■ AIM ■
Examine the entries and show every line in which the word "application" is found.

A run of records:
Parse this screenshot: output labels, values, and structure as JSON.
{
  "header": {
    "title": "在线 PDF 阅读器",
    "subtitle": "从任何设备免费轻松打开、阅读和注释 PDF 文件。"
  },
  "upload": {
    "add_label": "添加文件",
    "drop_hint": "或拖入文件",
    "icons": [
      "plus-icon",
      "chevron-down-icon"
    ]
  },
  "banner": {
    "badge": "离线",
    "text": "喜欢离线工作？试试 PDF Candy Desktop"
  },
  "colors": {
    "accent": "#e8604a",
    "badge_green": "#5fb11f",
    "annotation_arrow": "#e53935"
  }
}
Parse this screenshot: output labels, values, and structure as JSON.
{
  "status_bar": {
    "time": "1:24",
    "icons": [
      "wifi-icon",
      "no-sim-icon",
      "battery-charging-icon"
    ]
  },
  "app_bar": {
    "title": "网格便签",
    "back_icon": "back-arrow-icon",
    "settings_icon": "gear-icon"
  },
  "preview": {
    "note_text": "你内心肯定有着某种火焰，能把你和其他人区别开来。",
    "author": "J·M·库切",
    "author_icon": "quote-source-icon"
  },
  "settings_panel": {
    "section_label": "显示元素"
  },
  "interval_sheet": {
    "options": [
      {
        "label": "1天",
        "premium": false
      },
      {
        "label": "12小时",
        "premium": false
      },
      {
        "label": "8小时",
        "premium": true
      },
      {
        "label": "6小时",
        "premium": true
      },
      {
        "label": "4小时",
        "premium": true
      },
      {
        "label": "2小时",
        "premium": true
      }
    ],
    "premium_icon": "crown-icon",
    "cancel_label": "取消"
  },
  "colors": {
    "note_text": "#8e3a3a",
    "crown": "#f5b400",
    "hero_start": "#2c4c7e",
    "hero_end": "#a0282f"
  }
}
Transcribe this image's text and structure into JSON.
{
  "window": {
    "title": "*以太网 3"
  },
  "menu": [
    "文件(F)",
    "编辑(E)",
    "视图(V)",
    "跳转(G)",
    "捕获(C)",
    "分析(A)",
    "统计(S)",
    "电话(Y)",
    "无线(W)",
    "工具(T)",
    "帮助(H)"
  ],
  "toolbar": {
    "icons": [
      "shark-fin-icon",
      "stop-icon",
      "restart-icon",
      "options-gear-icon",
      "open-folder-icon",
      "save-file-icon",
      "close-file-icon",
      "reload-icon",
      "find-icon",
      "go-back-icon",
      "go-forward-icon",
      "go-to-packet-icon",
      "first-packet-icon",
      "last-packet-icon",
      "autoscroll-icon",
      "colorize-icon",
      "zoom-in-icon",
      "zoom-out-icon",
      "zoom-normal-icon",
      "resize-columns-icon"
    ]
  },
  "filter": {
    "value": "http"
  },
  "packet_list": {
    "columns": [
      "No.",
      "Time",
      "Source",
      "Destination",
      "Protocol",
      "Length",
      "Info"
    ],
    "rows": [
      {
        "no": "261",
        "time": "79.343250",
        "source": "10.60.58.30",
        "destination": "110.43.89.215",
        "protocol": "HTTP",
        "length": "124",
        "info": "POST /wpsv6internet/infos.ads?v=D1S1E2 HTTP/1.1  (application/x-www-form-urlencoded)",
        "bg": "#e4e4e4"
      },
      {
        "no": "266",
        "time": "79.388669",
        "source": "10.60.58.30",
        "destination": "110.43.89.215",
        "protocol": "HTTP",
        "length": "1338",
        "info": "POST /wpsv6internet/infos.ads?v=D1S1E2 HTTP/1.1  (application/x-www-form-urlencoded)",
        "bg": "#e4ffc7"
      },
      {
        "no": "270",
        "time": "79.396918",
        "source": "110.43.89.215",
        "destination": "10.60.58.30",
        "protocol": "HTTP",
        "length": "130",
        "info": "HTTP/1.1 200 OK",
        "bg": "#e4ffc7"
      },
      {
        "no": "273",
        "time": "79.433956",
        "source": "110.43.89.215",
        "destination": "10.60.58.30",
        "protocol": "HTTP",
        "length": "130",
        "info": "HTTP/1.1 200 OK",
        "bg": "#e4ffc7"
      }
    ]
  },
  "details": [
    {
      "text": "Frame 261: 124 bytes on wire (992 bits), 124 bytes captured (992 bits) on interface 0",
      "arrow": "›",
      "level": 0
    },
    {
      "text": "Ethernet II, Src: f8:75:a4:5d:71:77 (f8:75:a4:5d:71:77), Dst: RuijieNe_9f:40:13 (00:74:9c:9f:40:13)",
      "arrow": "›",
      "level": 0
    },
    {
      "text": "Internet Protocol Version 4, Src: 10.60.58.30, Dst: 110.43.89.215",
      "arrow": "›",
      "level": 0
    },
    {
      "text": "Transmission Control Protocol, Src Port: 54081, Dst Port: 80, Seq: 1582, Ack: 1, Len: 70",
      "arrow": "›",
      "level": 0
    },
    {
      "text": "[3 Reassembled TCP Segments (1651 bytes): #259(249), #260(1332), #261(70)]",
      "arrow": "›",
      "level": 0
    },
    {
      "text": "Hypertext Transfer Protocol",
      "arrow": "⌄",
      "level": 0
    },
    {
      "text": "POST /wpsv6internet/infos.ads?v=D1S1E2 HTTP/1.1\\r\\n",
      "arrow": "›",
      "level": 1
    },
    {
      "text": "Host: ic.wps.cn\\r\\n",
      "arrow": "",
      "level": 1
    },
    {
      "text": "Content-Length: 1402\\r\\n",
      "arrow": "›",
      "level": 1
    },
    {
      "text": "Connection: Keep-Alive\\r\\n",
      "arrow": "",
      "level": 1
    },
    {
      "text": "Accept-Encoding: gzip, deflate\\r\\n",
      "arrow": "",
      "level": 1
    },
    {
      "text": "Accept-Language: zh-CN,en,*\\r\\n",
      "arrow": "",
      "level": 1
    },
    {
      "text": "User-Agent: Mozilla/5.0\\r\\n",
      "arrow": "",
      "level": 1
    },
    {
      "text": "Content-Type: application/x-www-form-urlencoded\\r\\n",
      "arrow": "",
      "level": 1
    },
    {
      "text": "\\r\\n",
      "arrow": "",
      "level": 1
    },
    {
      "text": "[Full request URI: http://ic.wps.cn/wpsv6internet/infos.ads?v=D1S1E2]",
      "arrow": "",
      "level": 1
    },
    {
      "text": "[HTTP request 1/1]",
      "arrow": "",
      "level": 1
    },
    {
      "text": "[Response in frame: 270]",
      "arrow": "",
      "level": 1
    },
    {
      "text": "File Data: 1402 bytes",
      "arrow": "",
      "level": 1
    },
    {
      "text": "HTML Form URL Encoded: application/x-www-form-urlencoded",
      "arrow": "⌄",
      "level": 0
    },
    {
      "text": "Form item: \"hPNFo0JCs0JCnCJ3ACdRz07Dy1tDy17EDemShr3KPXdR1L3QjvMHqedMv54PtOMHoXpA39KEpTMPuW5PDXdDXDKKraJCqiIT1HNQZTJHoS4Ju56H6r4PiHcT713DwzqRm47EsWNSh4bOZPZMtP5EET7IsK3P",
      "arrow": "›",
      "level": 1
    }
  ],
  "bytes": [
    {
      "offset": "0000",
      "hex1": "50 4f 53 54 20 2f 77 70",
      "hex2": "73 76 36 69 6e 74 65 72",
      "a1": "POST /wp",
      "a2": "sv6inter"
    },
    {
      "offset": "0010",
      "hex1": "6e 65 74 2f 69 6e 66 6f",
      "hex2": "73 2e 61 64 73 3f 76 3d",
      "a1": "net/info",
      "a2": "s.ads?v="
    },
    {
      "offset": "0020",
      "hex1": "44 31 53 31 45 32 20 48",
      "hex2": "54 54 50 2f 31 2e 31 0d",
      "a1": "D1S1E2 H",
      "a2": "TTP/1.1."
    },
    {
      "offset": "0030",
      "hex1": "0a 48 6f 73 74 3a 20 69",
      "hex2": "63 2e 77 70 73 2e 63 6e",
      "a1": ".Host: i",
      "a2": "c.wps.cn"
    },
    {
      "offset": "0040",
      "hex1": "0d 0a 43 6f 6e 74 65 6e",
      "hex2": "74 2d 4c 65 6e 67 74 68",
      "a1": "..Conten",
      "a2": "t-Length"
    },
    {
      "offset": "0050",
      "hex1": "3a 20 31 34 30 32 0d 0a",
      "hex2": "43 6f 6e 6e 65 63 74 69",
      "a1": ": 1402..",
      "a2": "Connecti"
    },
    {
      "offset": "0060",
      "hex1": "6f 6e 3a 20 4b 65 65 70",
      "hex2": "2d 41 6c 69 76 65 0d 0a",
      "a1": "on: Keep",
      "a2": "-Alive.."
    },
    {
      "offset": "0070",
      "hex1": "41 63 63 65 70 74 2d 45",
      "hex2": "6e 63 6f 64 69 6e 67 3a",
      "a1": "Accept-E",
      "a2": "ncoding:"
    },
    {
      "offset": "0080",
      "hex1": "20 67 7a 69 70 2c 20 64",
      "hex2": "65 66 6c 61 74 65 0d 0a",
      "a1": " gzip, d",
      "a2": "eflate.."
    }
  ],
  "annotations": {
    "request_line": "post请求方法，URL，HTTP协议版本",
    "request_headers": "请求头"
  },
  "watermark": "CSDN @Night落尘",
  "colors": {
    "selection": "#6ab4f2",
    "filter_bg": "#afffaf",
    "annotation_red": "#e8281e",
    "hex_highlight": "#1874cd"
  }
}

■ ANSWER BELOW ■
        "info": "POST /wpsv6internet/infos.ads?v=D1S1E2 HTTP/1.1  (application/x-www-form-urlencoded)",
        "info": "POST /wpsv6internet/infos.ads?v=D1S1E2 HTTP/1.1  (application/x-www-form-urlencoded)",
      "text": "Content-Type: application/x-www-form-urlencoded\\r\\n",
      "text": "HTML Form URL Encoded: application/x-www-form-urlencoded",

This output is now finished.